Stored entries:

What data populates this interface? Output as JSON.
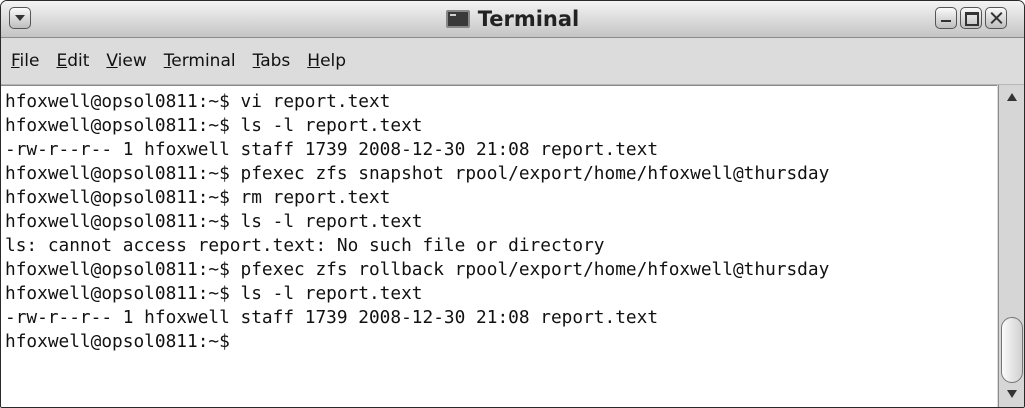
{
  "window": {
    "title": "Terminal"
  },
  "menu": [
    {
      "mnemonic": "F",
      "rest": "ile"
    },
    {
      "mnemonic": "E",
      "rest": "dit"
    },
    {
      "mnemonic": "V",
      "rest": "iew"
    },
    {
      "mnemonic": "T",
      "rest": "erminal"
    },
    {
      "mnemonic": "T",
      "rest": "abs"
    },
    {
      "mnemonic": "H",
      "rest": "elp"
    }
  ],
  "terminal": {
    "lines": [
      "hfoxwell@opsol0811:~$ vi report.text",
      "hfoxwell@opsol0811:~$ ls -l report.text",
      "-rw-r--r-- 1 hfoxwell staff 1739 2008-12-30 21:08 report.text",
      "hfoxwell@opsol0811:~$ pfexec zfs snapshot rpool/export/home/hfoxwell@thursday",
      "hfoxwell@opsol0811:~$ rm report.text",
      "hfoxwell@opsol0811:~$ ls -l report.text",
      "ls: cannot access report.text: No such file or directory",
      "hfoxwell@opsol0811:~$ pfexec zfs rollback rpool/export/home/hfoxwell@thursday",
      "hfoxwell@opsol0811:~$ ls -l report.text",
      "-rw-r--r-- 1 hfoxwell staff 1739 2008-12-30 21:08 report.text",
      "hfoxwell@opsol0811:~$"
    ]
  },
  "icons": {
    "window_menu": "window-menu-icon",
    "minimize": "minimize-icon",
    "maximize": "maximize-icon",
    "close": "close-icon",
    "terminal": "terminal-icon",
    "scroll_up": "scroll-up-arrow-icon",
    "scroll_down": "scroll-down-arrow-icon"
  }
}
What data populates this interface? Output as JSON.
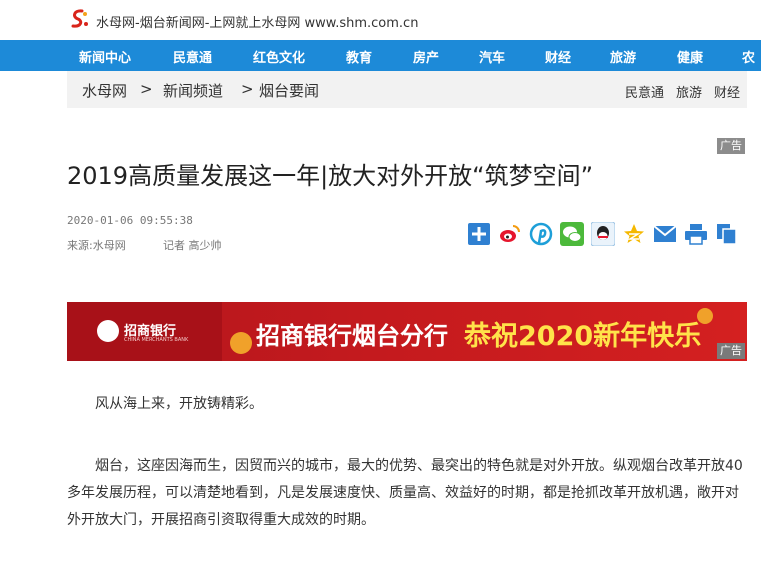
{
  "header": {
    "site_title": "水母网-烟台新闻网-上网就上水母网 www.shm.com.cn"
  },
  "nav": {
    "items": [
      "新闻中心",
      "民意通",
      "红色文化",
      "教育",
      "房产",
      "汽车",
      "财经",
      "旅游",
      "健康",
      "农"
    ]
  },
  "breadcrumb": {
    "items": [
      "水母网",
      "新闻频道",
      "烟台要闻"
    ],
    "separator": ">"
  },
  "quick_links": [
    "民意通",
    "旅游",
    "财经"
  ],
  "ad_label": "广告",
  "article": {
    "title": "2019高质量发展这一年|放大对外开放“筑梦空间”",
    "datetime": "2020-01-06 09:55:38",
    "source": "来源:水母网",
    "author": "记者 高少帅",
    "paragraphs": [
      "风从海上来，开放铸精彩。",
      "烟台，这座因海而生，因贸而兴的城市，最大的优势、最突出的特色就是对外开放。纵观烟台改革开放40多年发展历程，可以清楚地看到，凡是发展速度快、质量高、效益好的时期，都是抢抓改革开放机遇，敞开对外开放大门，开展招商引资取得重大成效的时期。"
    ]
  },
  "share_icons": [
    "plus-share-icon",
    "weibo-icon",
    "pinterest-icon",
    "wechat-icon",
    "qq-icon",
    "qzone-icon",
    "email-icon",
    "print-icon",
    "copy-icon"
  ],
  "banner": {
    "bank_name": "招商银行",
    "bank_en": "CHINA MERCHANTS BANK",
    "main_text": "招商银行烟台分行",
    "greeting": "恭祝2020新年快乐"
  },
  "colors": {
    "nav_bg": "#1d8ad8",
    "crumb_bg": "#f2f2f2",
    "banner_red": "#c41a1e",
    "greeting_yellow": "#ffe34a"
  }
}
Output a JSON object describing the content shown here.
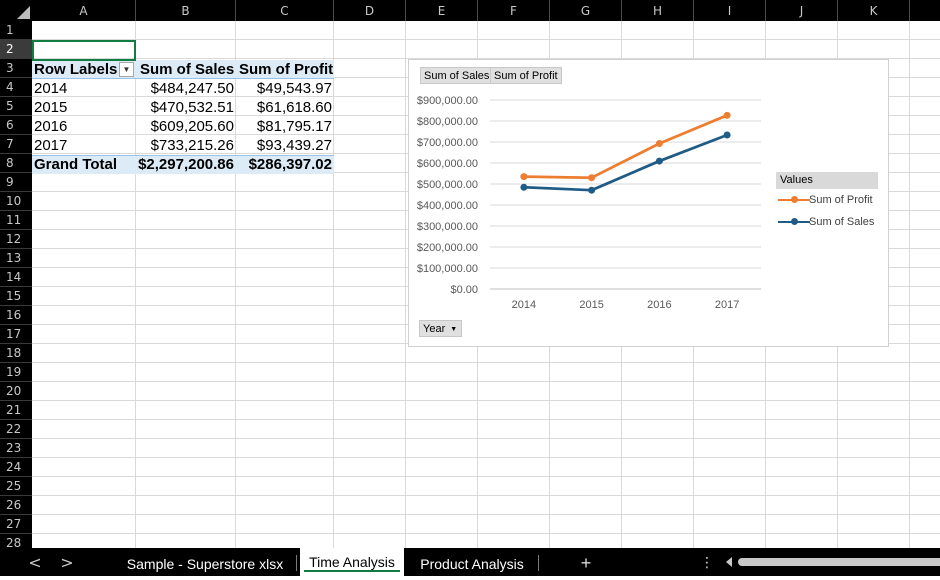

• [Exercise]
Repeat every record precisely. Any picture among them stays out of the copy.

• [Answer to this exercise]
What data populates this interface? Output as JSON.
{
  "window": {
    "title": "Terminal"
  },
  "menu": [
    {
      "mnemonic": "F",
      "rest": "ile"
    },
    {
      "mnemonic": "E",
      "rest": "dit"
    },
    {
      "mnemonic": "V",
      "rest": "iew"
    },
    {
      "mnemonic": "T",
      "rest": "erminal"
    },
    {
      "mnemonic": "T",
      "rest": "abs"
    },
    {
      "mnemonic": "H",
      "rest": "elp"
    }
  ],
  "terminal": {
    "lines": [
      "hfoxwell@opsol0811:~$ vi report.text",
      "hfoxwell@opsol0811:~$ ls -l report.text",
      "-rw-r--r-- 1 hfoxwell staff 1739 2008-12-30 21:08 report.text",
      "hfoxwell@opsol0811:~$ pfexec zfs snapshot rpool/export/home/hfoxwell@thursday",
      "hfoxwell@opsol0811:~$ rm report.text",
      "hfoxwell@opsol0811:~$ ls -l report.text",
      "ls: cannot access report.text: No such file or directory",
      "hfoxwell@opsol0811:~$ pfexec zfs rollback rpool/export/home/hfoxwell@thursday",
      "hfoxwell@opsol0811:~$ ls -l report.text",
      "-rw-r--r-- 1 hfoxwell staff 1739 2008-12-30 21:08 report.text",
      "hfoxwell@opsol0811:~$"
    ]
  },
  "icons": {
    "window_menu": "window-menu-icon",
    "minimize": "minimize-icon",
    "maximize": "maximize-icon",
    "close": "close-icon",
    "terminal": "terminal-icon",
    "scroll_up": "scroll-up-arrow-icon",
    "scroll_down": "scroll-down-arrow-icon"
  }
}
What data populates this interface? Output as JSON.
{
  "header": {
    "site_title": "水母网-烟台新闻网-上网就上水母网 www.shm.com.cn"
  },
  "nav": {
    "items": [
      "新闻中心",
      "民意通",
      "红色文化",
      "教育",
      "房产",
      "汽车",
      "财经",
      "旅游",
      "健康",
      "农"
    ]
  },
  "breadcrumb": {
    "items": [
      "水母网",
      "新闻频道",
      "烟台要闻"
    ],
    "separator": ">"
  },
  "quick_links": [
    "民意通",
    "旅游",
    "财经"
  ],
  "ad_label": "广告",
  "article": {
    "title": "2019高质量发展这一年|放大对外开放“筑梦空间”",
    "datetime": "2020-01-06 09:55:38",
    "source": "来源:水母网",
    "author": "记者 高少帅",
    "paragraphs": [
      "风从海上来，开放铸精彩。",
      "烟台，这座因海而生，因贸而兴的城市，最大的优势、最突出的特色就是对外开放。纵观烟台改革开放40多年发展历程，可以清楚地看到，凡是发展速度快、质量高、效益好的时期，都是抢抓改革开放机遇，敞开对外开放大门，开展招商引资取得重大成效的时期。"
    ]
  },
  "share_icons": [
    "plus-share-icon",
    "weibo-icon",
    "pinterest-icon",
    "wechat-icon",
    "qq-icon",
    "qzone-icon",
    "email-icon",
    "print-icon",
    "copy-icon"
  ],
  "banner": {
    "bank_name": "招商银行",
    "bank_en": "CHINA MERCHANTS BANK",
    "main_text": "招商银行烟台分行",
    "greeting": "恭祝2020新年快乐"
  },
  "colors": {
    "nav_bg": "#1d8ad8",
    "crumb_bg": "#f2f2f2",
    "banner_red": "#c41a1e",
    "greeting_yellow": "#ffe34a"
  }
}
Output a JSON object describing the content shown here.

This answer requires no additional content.